##### Data section #####

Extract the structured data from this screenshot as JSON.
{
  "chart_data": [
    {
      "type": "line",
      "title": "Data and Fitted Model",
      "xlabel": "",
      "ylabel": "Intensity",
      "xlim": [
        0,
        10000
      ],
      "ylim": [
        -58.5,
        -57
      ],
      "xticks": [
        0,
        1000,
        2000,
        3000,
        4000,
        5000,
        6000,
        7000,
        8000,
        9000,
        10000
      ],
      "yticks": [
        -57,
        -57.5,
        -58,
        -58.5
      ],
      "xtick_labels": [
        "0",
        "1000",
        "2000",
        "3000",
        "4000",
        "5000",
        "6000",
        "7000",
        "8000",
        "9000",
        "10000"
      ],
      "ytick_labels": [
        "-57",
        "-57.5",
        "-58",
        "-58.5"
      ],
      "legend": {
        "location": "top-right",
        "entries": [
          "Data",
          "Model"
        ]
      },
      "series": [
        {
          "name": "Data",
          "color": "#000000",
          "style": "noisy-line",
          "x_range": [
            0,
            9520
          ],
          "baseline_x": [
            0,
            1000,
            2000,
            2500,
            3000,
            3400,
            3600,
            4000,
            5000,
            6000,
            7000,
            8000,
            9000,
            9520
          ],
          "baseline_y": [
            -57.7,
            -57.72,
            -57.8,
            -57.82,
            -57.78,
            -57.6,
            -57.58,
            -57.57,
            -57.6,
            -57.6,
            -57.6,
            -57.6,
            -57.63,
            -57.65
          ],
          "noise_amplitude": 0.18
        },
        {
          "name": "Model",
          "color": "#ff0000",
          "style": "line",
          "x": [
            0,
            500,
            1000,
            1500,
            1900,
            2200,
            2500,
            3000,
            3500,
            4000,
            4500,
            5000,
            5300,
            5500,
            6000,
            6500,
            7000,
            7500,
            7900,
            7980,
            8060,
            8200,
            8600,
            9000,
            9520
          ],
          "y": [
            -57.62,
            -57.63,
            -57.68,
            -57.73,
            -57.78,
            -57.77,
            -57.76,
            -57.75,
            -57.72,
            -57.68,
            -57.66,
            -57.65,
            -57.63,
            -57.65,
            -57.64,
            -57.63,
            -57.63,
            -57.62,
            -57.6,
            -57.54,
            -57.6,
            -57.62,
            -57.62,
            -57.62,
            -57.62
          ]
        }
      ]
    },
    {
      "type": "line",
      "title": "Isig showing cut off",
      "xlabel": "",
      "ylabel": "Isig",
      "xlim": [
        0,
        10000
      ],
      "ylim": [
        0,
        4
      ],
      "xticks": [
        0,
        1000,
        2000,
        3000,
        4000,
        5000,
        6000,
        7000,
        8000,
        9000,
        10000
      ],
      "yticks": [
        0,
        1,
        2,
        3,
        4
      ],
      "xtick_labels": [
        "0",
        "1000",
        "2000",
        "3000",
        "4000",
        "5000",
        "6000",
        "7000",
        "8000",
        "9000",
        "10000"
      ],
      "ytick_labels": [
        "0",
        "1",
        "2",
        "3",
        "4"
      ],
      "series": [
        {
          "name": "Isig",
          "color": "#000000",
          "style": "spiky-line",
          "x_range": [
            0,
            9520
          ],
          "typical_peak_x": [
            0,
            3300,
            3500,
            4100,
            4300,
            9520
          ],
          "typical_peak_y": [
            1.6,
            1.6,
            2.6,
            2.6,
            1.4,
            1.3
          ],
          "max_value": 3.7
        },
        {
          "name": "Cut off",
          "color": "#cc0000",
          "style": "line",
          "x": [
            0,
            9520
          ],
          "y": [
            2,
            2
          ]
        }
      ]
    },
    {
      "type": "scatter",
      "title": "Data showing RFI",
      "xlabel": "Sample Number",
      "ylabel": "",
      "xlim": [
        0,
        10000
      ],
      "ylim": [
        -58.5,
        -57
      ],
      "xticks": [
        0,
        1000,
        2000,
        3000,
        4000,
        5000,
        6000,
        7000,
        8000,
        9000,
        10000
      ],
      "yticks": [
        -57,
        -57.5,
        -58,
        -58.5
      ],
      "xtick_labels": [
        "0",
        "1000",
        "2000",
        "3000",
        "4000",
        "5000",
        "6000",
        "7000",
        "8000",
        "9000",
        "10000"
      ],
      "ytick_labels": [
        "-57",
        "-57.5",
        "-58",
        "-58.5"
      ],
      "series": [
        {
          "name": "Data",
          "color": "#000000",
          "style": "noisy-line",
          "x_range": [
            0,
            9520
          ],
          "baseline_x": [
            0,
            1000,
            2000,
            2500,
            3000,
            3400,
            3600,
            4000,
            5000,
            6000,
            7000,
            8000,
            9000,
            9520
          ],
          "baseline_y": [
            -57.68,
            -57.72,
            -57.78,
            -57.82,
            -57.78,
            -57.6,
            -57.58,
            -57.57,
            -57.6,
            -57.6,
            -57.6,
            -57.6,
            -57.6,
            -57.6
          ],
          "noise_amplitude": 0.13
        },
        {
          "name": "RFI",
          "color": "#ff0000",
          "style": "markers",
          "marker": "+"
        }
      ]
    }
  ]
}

#####

To be done
Write the data out again in full and exactly.

Answer to the task
Extract the structured data from this screenshot as JSON.
{
  "chart_data": [
    {
      "type": "line",
      "title": "Data and Fitted Model",
      "xlabel": "",
      "ylabel": "Intensity",
      "xlim": [
        0,
        10000
      ],
      "ylim": [
        -58.5,
        -57
      ],
      "xticks": [
        0,
        1000,
        2000,
        3000,
        4000,
        5000,
        6000,
        7000,
        8000,
        9000,
        10000
      ],
      "yticks": [
        -57,
        -57.5,
        -58,
        -58.5
      ],
      "xtick_labels": [
        "0",
        "1000",
        "2000",
        "3000",
        "4000",
        "5000",
        "6000",
        "7000",
        "8000",
        "9000",
        "10000"
      ],
      "ytick_labels": [
        "-57",
        "-57.5",
        "-58",
        "-58.5"
      ],
      "legend": {
        "location": "top-right",
        "entries": [
          "Data",
          "Model"
        ]
      },
      "series": [
        {
          "name": "Data",
          "color": "#000000",
          "style": "noisy-line",
          "x_range": [
            0,
            9520
          ],
          "baseline_x": [
            0,
            1000,
            2000,
            2500,
            3000,
            3400,
            3600,
            4000,
            5000,
            6000,
            7000,
            8000,
            9000,
            9520
          ],
          "baseline_y": [
            -57.7,
            -57.72,
            -57.8,
            -57.82,
            -57.78,
            -57.6,
            -57.58,
            -57.57,
            -57.6,
            -57.6,
            -57.6,
            -57.6,
            -57.63,
            -57.65
          ],
          "noise_amplitude": 0.18
        },
        {
          "name": "Model",
          "color": "#ff0000",
          "style": "line",
          "x": [
            0,
            500,
            1000,
            1500,
            1900,
            2200,
            2500,
            3000,
            3500,
            4000,
            4500,
            5000,
            5300,
            5500,
            6000,
            6500,
            7000,
            7500,
            7900,
            7980,
            8060,
            8200,
            8600,
            9000,
            9520
          ],
          "y": [
            -57.62,
            -57.63,
            -57.68,
            -57.73,
            -57.78,
            -57.77,
            -57.76,
            -57.75,
            -57.72,
            -57.68,
            -57.66,
            -57.65,
            -57.63,
            -57.65,
            -57.64,
            -57.63,
            -57.63,
            -57.62,
            -57.6,
            -57.54,
            -57.6,
            -57.62,
            -57.62,
            -57.62,
            -57.62
          ]
        }
      ]
    },
    {
      "type": "line",
      "title": "Isig showing cut off",
      "xlabel": "",
      "ylabel": "Isig",
      "xlim": [
        0,
        10000
      ],
      "ylim": [
        0,
        4
      ],
      "xticks": [
        0,
        1000,
        2000,
        3000,
        4000,
        5000,
        6000,
        7000,
        8000,
        9000,
        10000
      ],
      "yticks": [
        0,
        1,
        2,
        3,
        4
      ],
      "xtick_labels": [
        "0",
        "1000",
        "2000",
        "3000",
        "4000",
        "5000",
        "6000",
        "7000",
        "8000",
        "9000",
        "10000"
      ],
      "ytick_labels": [
        "0",
        "1",
        "2",
        "3",
        "4"
      ],
      "series": [
        {
          "name": "Isig",
          "color": "#000000",
          "style": "spiky-line",
          "x_range": [
            0,
            9520
          ],
          "typical_peak_x": [
            0,
            3300,
            3500,
            4100,
            4300,
            9520
          ],
          "typical_peak_y": [
            1.6,
            1.6,
            2.6,
            2.6,
            1.4,
            1.3
          ],
          "max_value": 3.7
        },
        {
          "name": "Cut off",
          "color": "#cc0000",
          "style": "line",
          "x": [
            0,
            9520
          ],
          "y": [
            2,
            2
          ]
        }
      ]
    },
    {
      "type": "scatter",
      "title": "Data showing RFI",
      "xlabel": "Sample Number",
      "ylabel": "",
      "xlim": [
        0,
        10000
      ],
      "ylim": [
        -58.5,
        -57
      ],
      "xticks": [
        0,
        1000,
        2000,
        3000,
        4000,
        5000,
        6000,
        7000,
        8000,
        9000,
        10000
      ],
      "yticks": [
        -57,
        -57.5,
        -58,
        -58.5
      ],
      "xtick_labels": [
        "0",
        "1000",
        "2000",
        "3000",
        "4000",
        "5000",
        "6000",
        "7000",
        "8000",
        "9000",
        "10000"
      ],
      "ytick_labels": [
        "-57",
        "-57.5",
        "-58",
        "-58.5"
      ],
      "series": [
        {
          "name": "Data",
          "color": "#000000",
          "style": "noisy-line",
          "x_range": [
            0,
            9520
          ],
          "baseline_x": [
            0,
            1000,
            2000,
            2500,
            3000,
            3400,
            3600,
            4000,
            5000,
            6000,
            7000,
            8000,
            9000,
            9520
          ],
          "baseline_y": [
            -57.68,
            -57.72,
            -57.78,
            -57.82,
            -57.78,
            -57.6,
            -57.58,
            -57.57,
            -57.6,
            -57.6,
            -57.6,
            -57.6,
            -57.6,
            -57.6
          ],
          "noise_amplitude": 0.13
        },
        {
          "name": "RFI",
          "color": "#ff0000",
          "style": "markers",
          "marker": "+"
        }
      ]
    }
  ]
}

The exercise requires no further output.